>> Begin Excerpted records
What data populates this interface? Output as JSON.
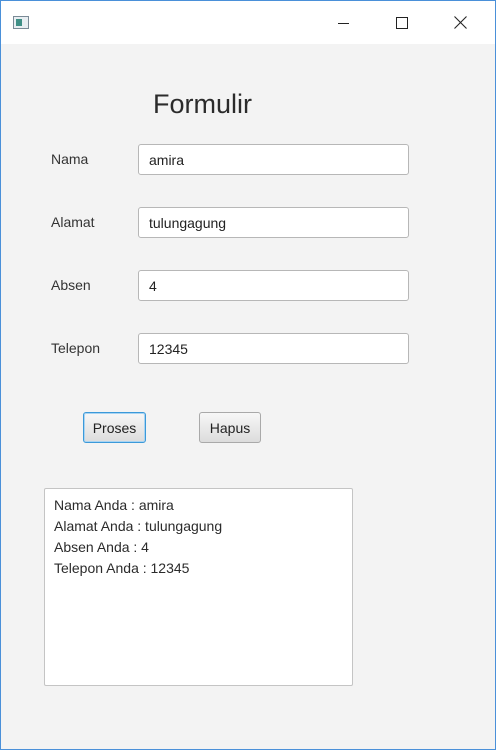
{
  "form": {
    "title": "Formulir",
    "fields": [
      {
        "label": "Nama",
        "value": "amira"
      },
      {
        "label": "Alamat",
        "value": "tulungagung"
      },
      {
        "label": "Absen",
        "value": "4"
      },
      {
        "label": "Telepon",
        "value": "12345"
      }
    ],
    "buttons": {
      "proses": "Proses",
      "hapus": "Hapus"
    }
  },
  "output": {
    "lines": [
      "Nama Anda : amira",
      "Alamat Anda : tulungagung",
      "Absen Anda : 4",
      "Telepon Anda : 12345"
    ]
  },
  "window": {
    "controls": [
      "minimize-icon",
      "maximize-icon",
      "close-icon"
    ],
    "accent": "#3b99d9"
  }
}
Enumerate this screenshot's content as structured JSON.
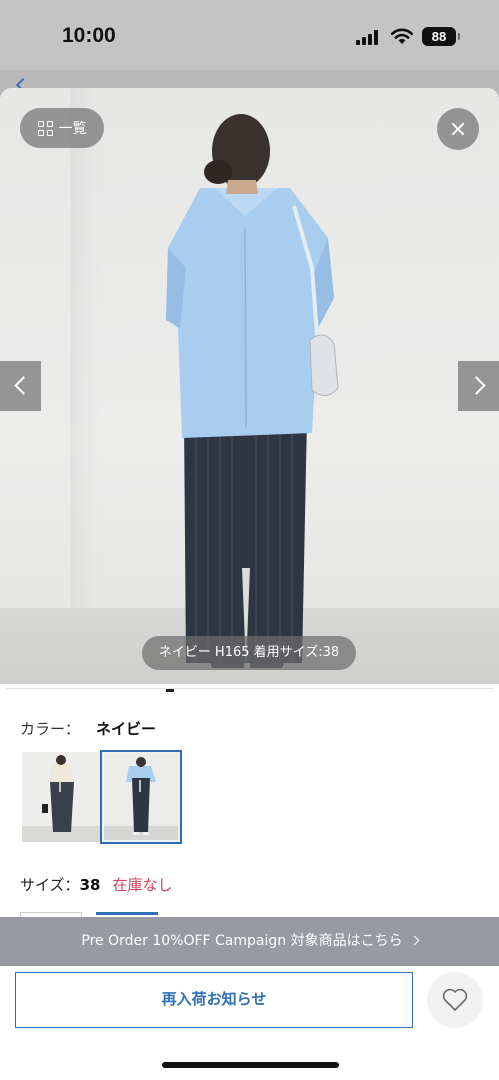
{
  "status_bar": {
    "time": "10:00",
    "battery": "88"
  },
  "gallery": {
    "list_label": "一覧",
    "caption": "ネイビー H165 着用サイズ:38",
    "icons": {
      "list": "grid-icon",
      "close": "close-icon",
      "prev": "chevron-left-icon",
      "next": "chevron-right-icon"
    }
  },
  "color": {
    "label": "カラー：",
    "selected": "ネイビー",
    "swatches": [
      {
        "name": "swatch-1",
        "selected": false
      },
      {
        "name": "swatch-navy",
        "selected": true
      }
    ]
  },
  "size": {
    "label": "サイズ：",
    "value": "38",
    "stock": "在庫なし"
  },
  "banner": {
    "text": "Pre Order 10%OFF Campaign 対象商品はこちら"
  },
  "actions": {
    "notify_label": "再入荷お知らせ",
    "favorite_icon": "heart-icon"
  },
  "colors": {
    "accent": "#2f6fb7",
    "stock_red": "#d0405a",
    "banner_bg": "#979aa0"
  }
}
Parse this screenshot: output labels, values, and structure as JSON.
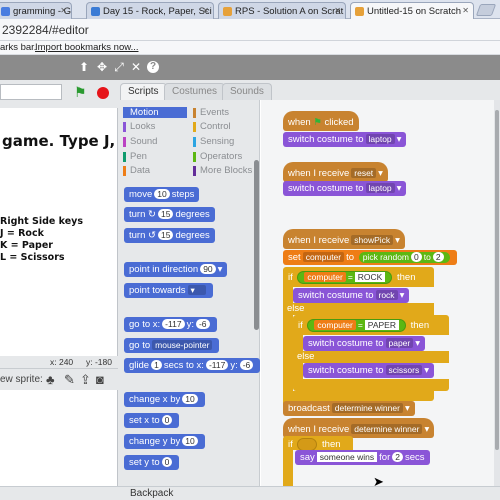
{
  "browser": {
    "tabs": [
      {
        "label": "gramming - Goo"
      },
      {
        "label": "Day 15 - Rock, Paper, Sci"
      },
      {
        "label": "RPS - Solution A on Scrat"
      },
      {
        "label": "Untitled-15 on Scratch"
      }
    ],
    "address": "2392284/#editor",
    "bookmarks_text": "arks bar.",
    "bookmarks_link": "Import bookmarks now..."
  },
  "stage": {
    "big_text": "game. Type J, K or",
    "keys_title": "Right Side keys",
    "keys": [
      "J = Rock",
      "K = Paper",
      "L = Scissors"
    ],
    "x_label": "x: 240",
    "y_label": "y: -180",
    "new_sprite": "ew sprite:"
  },
  "editor": {
    "tabs": [
      "Scripts",
      "Costumes",
      "Sounds"
    ],
    "categories_left": [
      "Motion",
      "Looks",
      "Sound",
      "Pen",
      "Data"
    ],
    "categories_right": [
      "Events",
      "Control",
      "Sensing",
      "Operators",
      "More Blocks"
    ],
    "backpack": "Backpack"
  },
  "palette_blocks": {
    "move_a": "move",
    "move_n": "10",
    "move_b": "steps",
    "turn_r_a": "turn",
    "turn_r_n": "15",
    "turn_r_b": "degrees",
    "turn_l_a": "turn",
    "turn_l_n": "15",
    "turn_l_b": "degrees",
    "point_dir_a": "point in direction",
    "point_dir_n": "90",
    "point_towards_a": "point towards",
    "goto_xy_a": "go to x:",
    "goto_xy_x": "-117",
    "goto_xy_b": "y:",
    "goto_xy_y": "-6",
    "goto_a": "go to",
    "goto_dd": "mouse-pointer",
    "glide_a": "glide",
    "glide_n": "1",
    "glide_b": "secs to x:",
    "glide_x": "-117",
    "glide_c": "y:",
    "glide_y": "-6",
    "changex_a": "change x by",
    "changex_n": "10",
    "setx_a": "set x to",
    "setx_n": "0",
    "changey_a": "change y by",
    "changey_n": "10",
    "sety_a": "set y to",
    "sety_n": "0"
  },
  "scripts": {
    "s1_hat_a": "when",
    "s1_hat_b": "clicked",
    "s1_switch_a": "switch costume to",
    "s1_switch_dd": "laptop",
    "s2_hat_a": "when I receive",
    "s2_hat_dd": "reset",
    "s2_switch_a": "switch costume to",
    "s2_switch_dd": "laptop",
    "s3_hat_a": "when I receive",
    "s3_hat_dd": "showPick",
    "s3_set_a": "set",
    "s3_set_dd": "computer",
    "s3_set_b": "to",
    "s3_set_c": "pick random",
    "s3_set_n1": "0",
    "s3_set_d": "to",
    "s3_set_n2": "2",
    "if1_a": "if",
    "if1_var": "computer",
    "if1_eq": "=",
    "if1_val": "ROCK",
    "if1_b": "then",
    "sw_rock_a": "switch costume to",
    "sw_rock_dd": "rock",
    "else1": "else",
    "if2_a": "if",
    "if2_var": "computer",
    "if2_eq": "=",
    "if2_val": "PAPER",
    "if2_b": "then",
    "sw_paper_a": "switch costume to",
    "sw_paper_dd": "paper",
    "else2": "else",
    "sw_sc_a": "switch costume to",
    "sw_sc_dd": "scissors",
    "broadcast_a": "broadcast",
    "broadcast_dd": "determine winner",
    "s4_hat_a": "when I receive",
    "s4_hat_dd": "determine winner",
    "if3_a": "if",
    "if3_b": "then",
    "say_a": "say",
    "say_str": "someone wins",
    "say_b": "for",
    "say_n": "2",
    "say_c": "secs"
  },
  "colors": {
    "motion": "#4a6cd4",
    "looks": "#8a55d7",
    "events": "#c88330",
    "control": "#e1a91a",
    "operators": "#5cb712",
    "data": "#ee7d16"
  }
}
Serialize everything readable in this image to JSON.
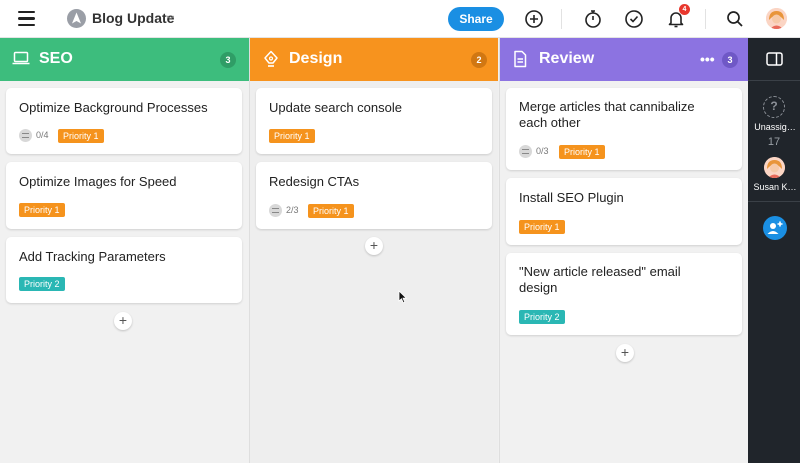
>> End Excerpted records
• **Given task**: Output an exact copy of the material, with the pictures removed.

• **The solution**:
What data populates this interface? Output as JSON.
{
  "form": {
    "title": "Formulir",
    "fields": [
      {
        "label": "Nama",
        "value": "amira"
      },
      {
        "label": "Alamat",
        "value": "tulungagung"
      },
      {
        "label": "Absen",
        "value": "4"
      },
      {
        "label": "Telepon",
        "value": "12345"
      }
    ],
    "buttons": {
      "proses": "Proses",
      "hapus": "Hapus"
    }
  },
  "output": {
    "lines": [
      "Nama Anda : amira",
      "Alamat Anda : tulungagung",
      "Absen Anda : 4",
      "Telepon Anda : 12345"
    ]
  },
  "window": {
    "controls": [
      "minimize-icon",
      "maximize-icon",
      "close-icon"
    ],
    "accent": "#3b99d9"
  }
}
Enumerate this screenshot's content as structured JSON.
{
  "status_bar": {
    "time": "10:00",
    "battery": "88"
  },
  "gallery": {
    "list_label": "一覧",
    "caption": "ネイビー H165 着用サイズ:38",
    "icons": {
      "list": "grid-icon",
      "close": "close-icon",
      "prev": "chevron-left-icon",
      "next": "chevron-right-icon"
    }
  },
  "color": {
    "label": "カラー：",
    "selected": "ネイビー",
    "swatches": [
      {
        "name": "swatch-1",
        "selected": false
      },
      {
        "name": "swatch-navy",
        "selected": true
      }
    ]
  },
  "size": {
    "label": "サイズ：",
    "value": "38",
    "stock": "在庫なし"
  },
  "banner": {
    "text": "Pre Order 10%OFF Campaign 対象商品はこちら"
  },
  "actions": {
    "notify_label": "再入荷お知らせ",
    "favorite_icon": "heart-icon"
  },
  "colors": {
    "accent": "#2f6fb7",
    "stock_red": "#d0405a",
    "banner_bg": "#979aa0"
  }
}
Parse this screenshot: output labels, values, and structure as JSON.
{
  "browser": {
    "tabs": [
      {
        "label": "gramming - Goo"
      },
      {
        "label": "Day 15 - Rock, Paper, Sci"
      },
      {
        "label": "RPS - Solution A on Scrat"
      },
      {
        "label": "Untitled-15 on Scratch"
      }
    ],
    "address": "2392284/#editor",
    "bookmarks_text": "arks bar.",
    "bookmarks_link": "Import bookmarks now..."
  },
  "stage": {
    "big_text": "game. Type J, K or",
    "keys_title": "Right Side keys",
    "keys": [
      "J = Rock",
      "K = Paper",
      "L = Scissors"
    ],
    "x_label": "x: 240",
    "y_label": "y: -180",
    "new_sprite": "ew sprite:"
  },
  "editor": {
    "tabs": [
      "Scripts",
      "Costumes",
      "Sounds"
    ],
    "categories_left": [
      "Motion",
      "Looks",
      "Sound",
      "Pen",
      "Data"
    ],
    "categories_right": [
      "Events",
      "Control",
      "Sensing",
      "Operators",
      "More Blocks"
    ],
    "backpack": "Backpack"
  },
  "palette_blocks": {
    "move_a": "move",
    "move_n": "10",
    "move_b": "steps",
    "turn_r_a": "turn",
    "turn_r_n": "15",
    "turn_r_b": "degrees",
    "turn_l_a": "turn",
    "turn_l_n": "15",
    "turn_l_b": "degrees",
    "point_dir_a": "point in direction",
    "point_dir_n": "90",
    "point_towards_a": "point towards",
    "goto_xy_a": "go to x:",
    "goto_xy_x": "-117",
    "goto_xy_b": "y:",
    "goto_xy_y": "-6",
    "goto_a": "go to",
    "goto_dd": "mouse-pointer",
    "glide_a": "glide",
    "glide_n": "1",
    "glide_b": "secs to x:",
    "glide_x": "-117",
    "glide_c": "y:",
    "glide_y": "-6",
    "changex_a": "change x by",
    "changex_n": "10",
    "setx_a": "set x to",
    "setx_n": "0",
    "changey_a": "change y by",
    "changey_n": "10",
    "sety_a": "set y to",
    "sety_n": "0"
  },
  "scripts": {
    "s1_hat_a": "when",
    "s1_hat_b": "clicked",
    "s1_switch_a": "switch costume to",
    "s1_switch_dd": "laptop",
    "s2_hat_a": "when I receive",
    "s2_hat_dd": "reset",
    "s2_switch_a": "switch costume to",
    "s2_switch_dd": "laptop",
    "s3_hat_a": "when I receive",
    "s3_hat_dd": "showPick",
    "s3_set_a": "set",
    "s3_set_dd": "computer",
    "s3_set_b": "to",
    "s3_set_c": "pick random",
    "s3_set_n1": "0",
    "s3_set_d": "to",
    "s3_set_n2": "2",
    "if1_a": "if",
    "if1_var": "computer",
    "if1_eq": "=",
    "if1_val": "ROCK",
    "if1_b": "then",
    "sw_rock_a": "switch costume to",
    "sw_rock_dd": "rock",
    "else1": "else",
    "if2_a": "if",
    "if2_var": "computer",
    "if2_eq": "=",
    "if2_val": "PAPER",
    "if2_b": "then",
    "sw_paper_a": "switch costume to",
    "sw_paper_dd": "paper",
    "else2": "else",
    "sw_sc_a": "switch costume to",
    "sw_sc_dd": "scissors",
    "broadcast_a": "broadcast",
    "broadcast_dd": "determine winner",
    "s4_hat_a": "when I receive",
    "s4_hat_dd": "determine winner",
    "if3_a": "if",
    "if3_b": "then",
    "say_a": "say",
    "say_str": "someone wins",
    "say_b": "for",
    "say_n": "2",
    "say_c": "secs"
  },
  "colors": {
    "motion": "#4a6cd4",
    "looks": "#8a55d7",
    "events": "#c88330",
    "control": "#e1a91a",
    "operators": "#5cb712",
    "data": "#ee7d16"
  }
}
Serialize everything readable in this image to JSON.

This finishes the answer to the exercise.